[The request]
Read through the entries below and return each line with the word "this".

[Data entries]

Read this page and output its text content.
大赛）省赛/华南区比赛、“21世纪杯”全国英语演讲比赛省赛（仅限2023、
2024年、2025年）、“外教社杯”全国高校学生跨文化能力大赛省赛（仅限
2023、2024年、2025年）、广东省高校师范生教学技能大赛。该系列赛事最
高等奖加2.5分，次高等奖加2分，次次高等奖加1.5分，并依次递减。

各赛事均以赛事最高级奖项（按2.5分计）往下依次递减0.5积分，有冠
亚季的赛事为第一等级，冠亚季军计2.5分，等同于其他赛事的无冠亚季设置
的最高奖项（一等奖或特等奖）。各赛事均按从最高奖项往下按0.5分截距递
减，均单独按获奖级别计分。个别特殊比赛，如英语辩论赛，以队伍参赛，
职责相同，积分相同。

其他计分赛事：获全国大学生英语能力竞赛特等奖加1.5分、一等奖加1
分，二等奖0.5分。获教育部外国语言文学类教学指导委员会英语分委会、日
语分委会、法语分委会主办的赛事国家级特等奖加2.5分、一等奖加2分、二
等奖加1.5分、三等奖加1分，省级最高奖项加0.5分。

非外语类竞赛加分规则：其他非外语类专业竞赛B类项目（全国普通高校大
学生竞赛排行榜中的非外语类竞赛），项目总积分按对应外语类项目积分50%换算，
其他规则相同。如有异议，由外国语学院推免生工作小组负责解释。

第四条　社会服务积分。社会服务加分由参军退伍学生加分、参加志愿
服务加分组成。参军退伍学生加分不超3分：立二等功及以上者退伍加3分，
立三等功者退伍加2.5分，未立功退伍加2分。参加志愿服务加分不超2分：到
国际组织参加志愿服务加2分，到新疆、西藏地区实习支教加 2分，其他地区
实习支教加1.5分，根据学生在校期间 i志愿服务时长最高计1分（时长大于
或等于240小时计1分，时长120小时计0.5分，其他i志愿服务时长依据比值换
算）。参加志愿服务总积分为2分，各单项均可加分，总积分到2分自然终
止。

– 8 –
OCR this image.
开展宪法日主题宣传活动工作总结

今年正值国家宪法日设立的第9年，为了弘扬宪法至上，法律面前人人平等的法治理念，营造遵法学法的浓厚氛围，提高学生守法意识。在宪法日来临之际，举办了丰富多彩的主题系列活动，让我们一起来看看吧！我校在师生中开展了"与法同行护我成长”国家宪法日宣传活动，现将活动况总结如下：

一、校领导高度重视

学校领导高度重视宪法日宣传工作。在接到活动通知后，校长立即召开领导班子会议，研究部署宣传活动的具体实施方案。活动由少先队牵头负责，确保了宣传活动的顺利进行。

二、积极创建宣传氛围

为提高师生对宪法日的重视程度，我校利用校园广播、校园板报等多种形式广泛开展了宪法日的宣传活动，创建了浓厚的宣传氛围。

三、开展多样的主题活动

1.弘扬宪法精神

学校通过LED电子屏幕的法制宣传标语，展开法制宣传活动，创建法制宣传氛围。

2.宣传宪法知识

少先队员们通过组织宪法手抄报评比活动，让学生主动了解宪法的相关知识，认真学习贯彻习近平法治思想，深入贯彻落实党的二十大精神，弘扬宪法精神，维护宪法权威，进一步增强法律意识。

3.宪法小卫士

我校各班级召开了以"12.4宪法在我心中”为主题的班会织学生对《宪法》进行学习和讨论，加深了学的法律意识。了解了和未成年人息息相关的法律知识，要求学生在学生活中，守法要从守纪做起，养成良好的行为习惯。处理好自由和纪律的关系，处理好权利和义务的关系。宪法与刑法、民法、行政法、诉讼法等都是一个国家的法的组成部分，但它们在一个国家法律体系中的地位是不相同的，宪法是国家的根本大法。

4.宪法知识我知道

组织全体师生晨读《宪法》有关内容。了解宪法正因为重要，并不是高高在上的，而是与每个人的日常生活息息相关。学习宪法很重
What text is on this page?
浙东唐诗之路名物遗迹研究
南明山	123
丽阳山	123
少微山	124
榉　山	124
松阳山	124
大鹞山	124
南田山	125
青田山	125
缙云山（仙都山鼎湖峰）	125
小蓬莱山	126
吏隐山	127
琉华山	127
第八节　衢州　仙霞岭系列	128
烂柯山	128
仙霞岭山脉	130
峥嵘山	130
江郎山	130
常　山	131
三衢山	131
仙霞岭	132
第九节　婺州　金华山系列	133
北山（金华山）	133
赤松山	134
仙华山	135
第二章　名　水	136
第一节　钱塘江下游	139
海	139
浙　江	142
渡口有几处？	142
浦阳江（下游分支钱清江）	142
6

[Task response]
Read this page and output its text content.
OCR this image.
What text is on this page?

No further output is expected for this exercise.